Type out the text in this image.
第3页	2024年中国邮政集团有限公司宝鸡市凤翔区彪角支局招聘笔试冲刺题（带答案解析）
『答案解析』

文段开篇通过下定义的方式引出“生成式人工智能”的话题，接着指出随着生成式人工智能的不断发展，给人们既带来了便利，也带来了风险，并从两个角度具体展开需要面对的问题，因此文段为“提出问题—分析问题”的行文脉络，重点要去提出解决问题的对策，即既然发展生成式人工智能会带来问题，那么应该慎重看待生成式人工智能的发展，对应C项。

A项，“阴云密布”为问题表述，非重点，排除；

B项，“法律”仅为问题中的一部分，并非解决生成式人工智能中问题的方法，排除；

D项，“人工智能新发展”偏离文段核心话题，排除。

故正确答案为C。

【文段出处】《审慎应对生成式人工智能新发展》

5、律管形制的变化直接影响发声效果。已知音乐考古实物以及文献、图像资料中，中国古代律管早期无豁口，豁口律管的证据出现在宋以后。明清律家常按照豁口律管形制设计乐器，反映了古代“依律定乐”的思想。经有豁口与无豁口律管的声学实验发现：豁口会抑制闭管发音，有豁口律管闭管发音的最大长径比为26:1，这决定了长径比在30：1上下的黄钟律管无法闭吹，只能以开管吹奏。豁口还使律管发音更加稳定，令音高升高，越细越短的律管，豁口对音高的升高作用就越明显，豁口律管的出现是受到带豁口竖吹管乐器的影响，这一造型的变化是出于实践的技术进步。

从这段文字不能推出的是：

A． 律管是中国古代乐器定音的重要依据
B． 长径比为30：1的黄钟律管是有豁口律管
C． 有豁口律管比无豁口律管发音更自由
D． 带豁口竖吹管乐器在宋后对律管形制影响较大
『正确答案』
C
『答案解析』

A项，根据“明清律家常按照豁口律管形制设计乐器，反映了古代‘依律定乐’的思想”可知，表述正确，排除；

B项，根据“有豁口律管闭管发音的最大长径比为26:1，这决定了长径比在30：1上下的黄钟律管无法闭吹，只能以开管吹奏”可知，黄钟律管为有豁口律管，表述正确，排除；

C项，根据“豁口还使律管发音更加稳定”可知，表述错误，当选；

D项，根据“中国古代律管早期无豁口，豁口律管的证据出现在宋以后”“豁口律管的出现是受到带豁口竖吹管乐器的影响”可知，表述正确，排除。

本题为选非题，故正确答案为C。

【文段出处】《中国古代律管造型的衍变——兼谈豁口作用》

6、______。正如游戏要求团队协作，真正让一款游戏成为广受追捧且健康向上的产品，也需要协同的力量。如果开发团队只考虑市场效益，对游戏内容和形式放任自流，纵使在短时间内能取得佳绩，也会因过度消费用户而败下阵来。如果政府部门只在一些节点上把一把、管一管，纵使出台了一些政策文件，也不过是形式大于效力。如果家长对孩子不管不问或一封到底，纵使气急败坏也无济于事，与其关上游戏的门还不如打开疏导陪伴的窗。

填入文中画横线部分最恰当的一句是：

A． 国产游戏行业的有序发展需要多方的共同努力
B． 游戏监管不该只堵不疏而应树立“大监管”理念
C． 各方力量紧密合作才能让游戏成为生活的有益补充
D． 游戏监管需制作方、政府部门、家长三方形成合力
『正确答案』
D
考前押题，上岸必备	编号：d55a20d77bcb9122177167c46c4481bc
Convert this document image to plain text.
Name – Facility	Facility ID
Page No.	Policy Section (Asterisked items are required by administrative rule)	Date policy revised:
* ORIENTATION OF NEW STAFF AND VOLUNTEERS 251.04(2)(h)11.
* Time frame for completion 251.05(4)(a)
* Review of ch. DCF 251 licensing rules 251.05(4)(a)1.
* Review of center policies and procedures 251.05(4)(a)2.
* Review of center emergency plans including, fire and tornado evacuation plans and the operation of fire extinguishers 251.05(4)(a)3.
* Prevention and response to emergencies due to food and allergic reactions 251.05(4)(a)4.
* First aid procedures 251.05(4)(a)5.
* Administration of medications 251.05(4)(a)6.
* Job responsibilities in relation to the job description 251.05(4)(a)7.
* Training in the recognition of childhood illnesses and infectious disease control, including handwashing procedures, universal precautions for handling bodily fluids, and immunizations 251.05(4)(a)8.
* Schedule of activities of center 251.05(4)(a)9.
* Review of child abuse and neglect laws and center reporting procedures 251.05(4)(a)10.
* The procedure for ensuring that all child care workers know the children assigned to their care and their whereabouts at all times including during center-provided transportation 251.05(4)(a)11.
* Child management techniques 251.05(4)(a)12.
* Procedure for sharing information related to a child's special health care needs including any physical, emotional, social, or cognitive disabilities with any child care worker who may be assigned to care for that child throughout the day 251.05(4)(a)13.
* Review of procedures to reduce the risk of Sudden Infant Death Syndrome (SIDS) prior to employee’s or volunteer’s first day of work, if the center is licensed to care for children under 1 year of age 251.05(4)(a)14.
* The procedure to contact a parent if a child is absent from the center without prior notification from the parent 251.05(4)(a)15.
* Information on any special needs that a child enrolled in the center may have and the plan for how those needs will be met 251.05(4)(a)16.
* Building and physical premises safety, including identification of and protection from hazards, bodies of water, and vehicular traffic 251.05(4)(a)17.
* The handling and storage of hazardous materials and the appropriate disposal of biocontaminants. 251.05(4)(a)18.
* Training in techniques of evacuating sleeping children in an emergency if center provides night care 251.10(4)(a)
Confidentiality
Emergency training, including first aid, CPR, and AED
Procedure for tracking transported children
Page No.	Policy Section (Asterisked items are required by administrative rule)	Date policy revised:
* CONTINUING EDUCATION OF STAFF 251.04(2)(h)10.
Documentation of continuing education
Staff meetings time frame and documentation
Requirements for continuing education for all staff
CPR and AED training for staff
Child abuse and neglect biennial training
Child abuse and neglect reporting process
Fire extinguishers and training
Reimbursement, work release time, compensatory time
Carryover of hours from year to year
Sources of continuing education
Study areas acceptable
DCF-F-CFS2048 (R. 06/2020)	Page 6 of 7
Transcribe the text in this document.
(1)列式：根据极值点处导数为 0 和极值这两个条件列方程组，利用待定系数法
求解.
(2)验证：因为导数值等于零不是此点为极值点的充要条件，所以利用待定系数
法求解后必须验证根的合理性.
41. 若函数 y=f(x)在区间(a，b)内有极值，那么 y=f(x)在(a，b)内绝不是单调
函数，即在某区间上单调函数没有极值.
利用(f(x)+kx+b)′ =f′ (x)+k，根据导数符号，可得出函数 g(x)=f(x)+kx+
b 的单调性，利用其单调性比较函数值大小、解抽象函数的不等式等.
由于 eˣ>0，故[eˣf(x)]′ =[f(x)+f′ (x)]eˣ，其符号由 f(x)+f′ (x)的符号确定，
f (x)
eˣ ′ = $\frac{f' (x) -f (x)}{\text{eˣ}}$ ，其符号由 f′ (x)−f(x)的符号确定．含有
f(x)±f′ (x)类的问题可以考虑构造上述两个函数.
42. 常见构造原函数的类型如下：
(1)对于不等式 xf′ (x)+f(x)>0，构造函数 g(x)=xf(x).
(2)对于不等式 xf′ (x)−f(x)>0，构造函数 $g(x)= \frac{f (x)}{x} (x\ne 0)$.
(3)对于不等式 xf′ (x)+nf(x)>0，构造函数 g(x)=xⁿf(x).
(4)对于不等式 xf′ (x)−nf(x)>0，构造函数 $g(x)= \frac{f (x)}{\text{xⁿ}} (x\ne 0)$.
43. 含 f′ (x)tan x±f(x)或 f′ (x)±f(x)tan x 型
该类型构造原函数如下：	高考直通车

• • • • • • •

■ **WHAT TO WORK ON**
Return every entry verbatim.

■ **RESPONSE TO THE EXERCISE**
Type out the text in this image.
第3页	2024年中国邮政集团有限公司宝鸡市凤翔区彪角支局招聘笔试冲刺题（带答案解析）
『答案解析』

文段开篇通过下定义的方式引出“生成式人工智能”的话题，接着指出随着生成式人工智能的不断发展，给人们既带来了便利，也带来了风险，并从两个角度具体展开需要面对的问题，因此文段为“提出问题—分析问题”的行文脉络，重点要去提出解决问题的对策，即既然发展生成式人工智能会带来问题，那么应该慎重看待生成式人工智能的发展，对应C项。

A项，“阴云密布”为问题表述，非重点，排除；

B项，“法律”仅为问题中的一部分，并非解决生成式人工智能中问题的方法，排除；

D项，“人工智能新发展”偏离文段核心话题，排除。

故正确答案为C。

【文段出处】《审慎应对生成式人工智能新发展》

5、律管形制的变化直接影响发声效果。已知音乐考古实物以及文献、图像资料中，中国古代律管早期无豁口，豁口律管的证据出现在宋以后。明清律家常按照豁口律管形制设计乐器，反映了古代“依律定乐”的思想。经有豁口与无豁口律管的声学实验发现：豁口会抑制闭管发音，有豁口律管闭管发音的最大长径比为26:1，这决定了长径比在30：1上下的黄钟律管无法闭吹，只能以开管吹奏。豁口还使律管发音更加稳定，令音高升高，越细越短的律管，豁口对音高的升高作用就越明显，豁口律管的出现是受到带豁口竖吹管乐器的影响，这一造型的变化是出于实践的技术进步。

从这段文字不能推出的是：

A． 律管是中国古代乐器定音的重要依据
B． 长径比为30：1的黄钟律管是有豁口律管
C． 有豁口律管比无豁口律管发音更自由
D． 带豁口竖吹管乐器在宋后对律管形制影响较大
『正确答案』
C
『答案解析』

A项，根据“明清律家常按照豁口律管形制设计乐器，反映了古代‘依律定乐’的思想”可知，表述正确，排除；

B项，根据“有豁口律管闭管发音的最大长径比为26:1，这决定了长径比在30：1上下的黄钟律管无法闭吹，只能以开管吹奏”可知，黄钟律管为有豁口律管，表述正确，排除；

C项，根据“豁口还使律管发音更加稳定”可知，表述错误，当选；

D项，根据“中国古代律管早期无豁口，豁口律管的证据出现在宋以后”“豁口律管的出现是受到带豁口竖吹管乐器的影响”可知，表述正确，排除。

本题为选非题，故正确答案为C。

【文段出处】《中国古代律管造型的衍变——兼谈豁口作用》

6、______。正如游戏要求团队协作，真正让一款游戏成为广受追捧且健康向上的产品，也需要协同的力量。如果开发团队只考虑市场效益，对游戏内容和形式放任自流，纵使在短时间内能取得佳绩，也会因过度消费用户而败下阵来。如果政府部门只在一些节点上把一把、管一管，纵使出台了一些政策文件，也不过是形式大于效力。如果家长对孩子不管不问或一封到底，纵使气急败坏也无济于事，与其关上游戏的门还不如打开疏导陪伴的窗。

填入文中画横线部分最恰当的一句是：

A． 国产游戏行业的有序发展需要多方的共同努力
B． 游戏监管不该只堵不疏而应树立“大监管”理念
C． 各方力量紧密合作才能让游戏成为生活的有益补充
D． 游戏监管需制作方、政府部门、家长三方形成合力
『正确答案』
D
考前押题，上岸必备	编号：d55a20d77bcb9122177167c46c4481bc
Convert this document image to plain text.
Name – Facility	Facility ID
Page No.	Policy Section (Asterisked items are required by administrative rule)	Date policy revised:
* ORIENTATION OF NEW STAFF AND VOLUNTEERS 251.04(2)(h)11.
* Time frame for completion 251.05(4)(a)
* Review of ch. DCF 251 licensing rules 251.05(4)(a)1.
* Review of center policies and procedures 251.05(4)(a)2.
* Review of center emergency plans including, fire and tornado evacuation plans and the operation of fire extinguishers 251.05(4)(a)3.
* Prevention and response to emergencies due to food and allergic reactions 251.05(4)(a)4.
* First aid procedures 251.05(4)(a)5.
* Administration of medications 251.05(4)(a)6.
* Job responsibilities in relation to the job description 251.05(4)(a)7.
* Training in the recognition of childhood illnesses and infectious disease control, including handwashing procedures, universal precautions for handling bodily fluids, and immunizations 251.05(4)(a)8.
* Schedule of activities of center 251.05(4)(a)9.
* Review of child abuse and neglect laws and center reporting procedures 251.05(4)(a)10.
* The procedure for ensuring that all child care workers know the children assigned to their care and their whereabouts at all times including during center-provided transportation 251.05(4)(a)11.
* Child management techniques 251.05(4)(a)12.
* Procedure for sharing information related to a child's special health care needs including any physical, emotional, social, or cognitive disabilities with any child care worker who may be assigned to care for that child throughout the day 251.05(4)(a)13.
* Review of procedures to reduce the risk of Sudden Infant Death Syndrome (SIDS) prior to employee’s or volunteer’s first day of work, if the center is licensed to care for children under 1 year of age 251.05(4)(a)14.
* The procedure to contact a parent if a child is absent from the center without prior notification from the parent 251.05(4)(a)15.
* Information on any special needs that a child enrolled in the center may have and the plan for how those needs will be met 251.05(4)(a)16.
* Building and physical premises safety, including identification of and protection from hazards, bodies of water, and vehicular traffic 251.05(4)(a)17.
* The handling and storage of hazardous materials and the appropriate disposal of biocontaminants. 251.05(4)(a)18.
* Training in techniques of evacuating sleeping children in an emergency if center provides night care 251.10(4)(a)
Confidentiality
Emergency training, including first aid, CPR, and AED
Procedure for tracking transported children
Page No.	Policy Section (Asterisked items are required by administrative rule)	Date policy revised:
* CONTINUING EDUCATION OF STAFF 251.04(2)(h)10.
Documentation of continuing education
Staff meetings time frame and documentation
Requirements for continuing education for all staff
CPR and AED training for staff
Child abuse and neglect biennial training
Child abuse and neglect reporting process
Fire extinguishers and training
Reimbursement, work release time, compensatory time
Carryover of hours from year to year
Sources of continuing education
Study areas acceptable
DCF-F-CFS2048 (R. 06/2020)	Page 6 of 7
Transcribe the text in this document.
(1)列式：根据极值点处导数为 0 和极值这两个条件列方程组，利用待定系数法
求解.
(2)验证：因为导数值等于零不是此点为极值点的充要条件，所以利用待定系数
法求解后必须验证根的合理性.
41. 若函数 y=f(x)在区间(a，b)内有极值，那么 y=f(x)在(a，b)内绝不是单调
函数，即在某区间上单调函数没有极值.
利用(f(x)+kx+b)′ =f′ (x)+k，根据导数符号，可得出函数 g(x)=f(x)+kx+
b 的单调性，利用其单调性比较函数值大小、解抽象函数的不等式等.
由于 eˣ>0，故[eˣf(x)]′ =[f(x)+f′ (x)]eˣ，其符号由 f(x)+f′ (x)的符号确定，
f (x)
eˣ ′ = $\frac{f' (x) -f (x)}{\text{eˣ}}$ ，其符号由 f′ (x)−f(x)的符号确定．含有
f(x)±f′ (x)类的问题可以考虑构造上述两个函数.
42. 常见构造原函数的类型如下：
(1)对于不等式 xf′ (x)+f(x)>0，构造函数 g(x)=xf(x).
(2)对于不等式 xf′ (x)−f(x)>0，构造函数 $g(x)= \frac{f (x)}{x} (x\ne 0)$.
(3)对于不等式 xf′ (x)+nf(x)>0，构造函数 g(x)=xⁿf(x).
(4)对于不等式 xf′ (x)−nf(x)>0，构造函数 $g(x)= \frac{f (x)}{\text{xⁿ}} (x\ne 0)$.
43. 含 f′ (x)tan x±f(x)或 f′ (x)±f(x)tan x 型
该类型构造原函数如下：	高考直通车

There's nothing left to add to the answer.